AVAILABLE RECORDS>
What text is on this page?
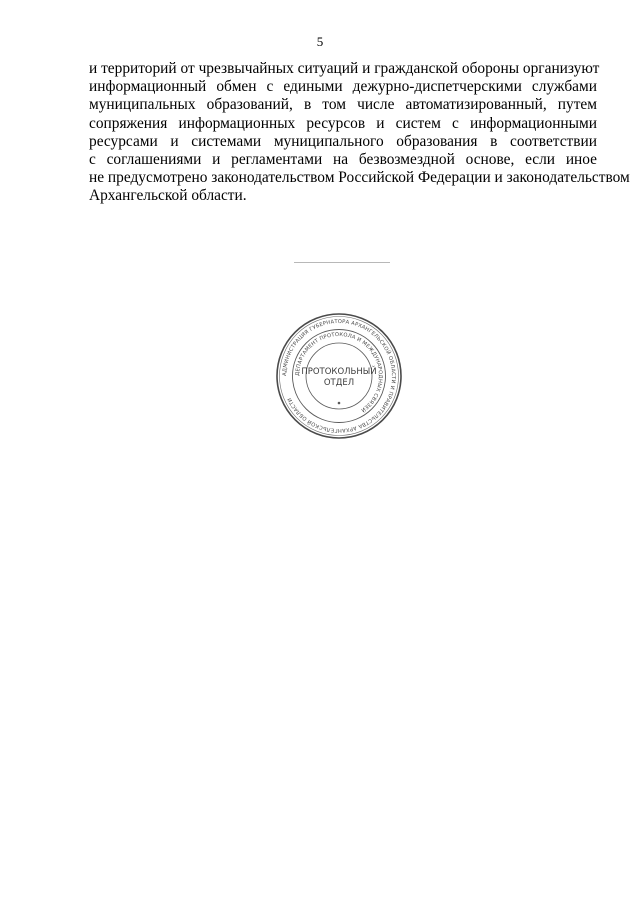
5
и территорий от чрезвычайных ситуаций и гражданской обороны организуют
информационный обмен с едиными дежурно-диспетчерскими службами
муниципальных образований, в том числе автоматизированный, путем
сопряжения информационных ресурсов и систем с информационными
ресурсами и системами муниципального образования в соответствии
с соглашениями и регламентами на безвозмездной основе, если иное
не предусмотрено законодательством Российской Федерации и законодательством
Архангельской области.
АДМИНИСТРАЦИЯ ГУБЕРНАТОРА АРХАНГЕЛЬСКОЙ ОБЛАСТИ И ПРАВИТЕЛЬСТВА АРХАНГЕЛЬСКОЙ ОБЛАСТИ
ДЕПАРТАМЕНТ ПРОТОКОЛА И МЕЖДУНАРОДНЫХ СВЯЗЕЙ
ПРОТОКОЛЬНЫЙ
ОТДЕЛ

WORK REQUIRED>
Print the full listing exactly, dropping the pictures.

EXPECTED ANSWER>
What text is on this page?
5
и территорий от чрезвычайных ситуаций и гражданской обороны организуют
информационный обмен с едиными дежурно-диспетчерскими службами
муниципальных образований, в том числе автоматизированный, путем
сопряжения информационных ресурсов и систем с информационными
ресурсами и системами муниципального образования в соответствии
с соглашениями и регламентами на безвозмездной основе, если иное
не предусмотрено законодательством Российской Федерации и законодательством
Архангельской области.
АДМИНИСТРАЦИЯ ГУБЕРНАТОРА АРХАНГЕЛЬСКОЙ ОБЛАСТИ И ПРАВИТЕЛЬСТВА АРХАНГЕЛЬСКОЙ ОБЛАСТИ
ДЕПАРТАМЕНТ ПРОТОКОЛА И МЕЖДУНАРОДНЫХ СВЯЗЕЙ
ПРОТОКОЛЬНЫЙ
ОТДЕЛ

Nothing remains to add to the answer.